EXERCISE TASK.
Return all of the lines below exactly as they are.

DATA SUPPLIED.
****************************************

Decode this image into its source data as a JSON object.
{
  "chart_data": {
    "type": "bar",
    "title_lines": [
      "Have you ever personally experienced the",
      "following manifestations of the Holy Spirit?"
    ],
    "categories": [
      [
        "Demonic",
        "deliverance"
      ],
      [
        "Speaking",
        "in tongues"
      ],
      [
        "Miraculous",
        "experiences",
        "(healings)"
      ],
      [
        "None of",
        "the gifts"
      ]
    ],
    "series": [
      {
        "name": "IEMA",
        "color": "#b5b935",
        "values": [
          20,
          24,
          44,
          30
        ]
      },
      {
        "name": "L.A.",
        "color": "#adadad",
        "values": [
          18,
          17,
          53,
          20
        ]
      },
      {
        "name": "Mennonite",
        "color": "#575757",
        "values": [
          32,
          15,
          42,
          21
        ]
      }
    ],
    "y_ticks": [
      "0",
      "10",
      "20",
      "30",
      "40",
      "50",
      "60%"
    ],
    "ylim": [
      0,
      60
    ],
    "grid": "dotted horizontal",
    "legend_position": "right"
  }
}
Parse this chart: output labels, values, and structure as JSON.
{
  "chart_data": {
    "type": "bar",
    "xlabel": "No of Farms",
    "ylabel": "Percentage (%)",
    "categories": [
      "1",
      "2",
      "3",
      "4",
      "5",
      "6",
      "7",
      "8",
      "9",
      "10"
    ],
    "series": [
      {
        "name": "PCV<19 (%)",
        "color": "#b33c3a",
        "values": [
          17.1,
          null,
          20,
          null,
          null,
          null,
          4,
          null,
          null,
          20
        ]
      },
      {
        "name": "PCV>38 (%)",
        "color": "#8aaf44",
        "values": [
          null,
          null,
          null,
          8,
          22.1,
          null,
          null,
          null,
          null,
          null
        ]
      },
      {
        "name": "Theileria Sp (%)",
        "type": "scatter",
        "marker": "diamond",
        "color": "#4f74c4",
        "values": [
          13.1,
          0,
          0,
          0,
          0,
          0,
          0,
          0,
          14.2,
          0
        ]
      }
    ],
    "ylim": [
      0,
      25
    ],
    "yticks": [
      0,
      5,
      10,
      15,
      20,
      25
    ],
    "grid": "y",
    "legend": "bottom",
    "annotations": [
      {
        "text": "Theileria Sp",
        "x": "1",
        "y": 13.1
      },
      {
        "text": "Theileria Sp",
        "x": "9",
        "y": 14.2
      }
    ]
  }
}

****************************************

THE COMPLETED TASK.
Decode this image into its source data as a JSON object.
{
  "chart_data": {
    "type": "bar",
    "title_lines": [
      "Have you ever personally experienced the",
      "following manifestations of the Holy Spirit?"
    ],
    "categories": [
      [
        "Demonic",
        "deliverance"
      ],
      [
        "Speaking",
        "in tongues"
      ],
      [
        "Miraculous",
        "experiences",
        "(healings)"
      ],
      [
        "None of",
        "the gifts"
      ]
    ],
    "series": [
      {
        "name": "IEMA",
        "color": "#b5b935",
        "values": [
          20,
          24,
          44,
          30
        ]
      },
      {
        "name": "L.A.",
        "color": "#adadad",
        "values": [
          18,
          17,
          53,
          20
        ]
      },
      {
        "name": "Mennonite",
        "color": "#575757",
        "values": [
          32,
          15,
          42,
          21
        ]
      }
    ],
    "y_ticks": [
      "0",
      "10",
      "20",
      "30",
      "40",
      "50",
      "60%"
    ],
    "ylim": [
      0,
      60
    ],
    "grid": "dotted horizontal",
    "legend_position": "right"
  }
}
Parse this chart: output labels, values, and structure as JSON.
{
  "chart_data": {
    "type": "bar",
    "xlabel": "No of Farms",
    "ylabel": "Percentage (%)",
    "categories": [
      "1",
      "2",
      "3",
      "4",
      "5",
      "6",
      "7",
      "8",
      "9",
      "10"
    ],
    "series": [
      {
        "name": "PCV<19 (%)",
        "color": "#b33c3a",
        "values": [
          17.1,
          null,
          20,
          null,
          null,
          null,
          4,
          null,
          null,
          20
        ]
      },
      {
        "name": "PCV>38 (%)",
        "color": "#8aaf44",
        "values": [
          null,
          null,
          null,
          8,
          22.1,
          null,
          null,
          null,
          null,
          null
        ]
      },
      {
        "name": "Theileria Sp (%)",
        "type": "scatter",
        "marker": "diamond",
        "color": "#4f74c4",
        "values": [
          13.1,
          0,
          0,
          0,
          0,
          0,
          0,
          0,
          14.2,
          0
        ]
      }
    ],
    "ylim": [
      0,
      25
    ],
    "yticks": [
      0,
      5,
      10,
      15,
      20,
      25
    ],
    "grid": "y",
    "legend": "bottom",
    "annotations": [
      {
        "text": "Theileria Sp",
        "x": "1",
        "y": 13.1
      },
      {
        "text": "Theileria Sp",
        "x": "9",
        "y": 14.2
      }
    ]
  }
}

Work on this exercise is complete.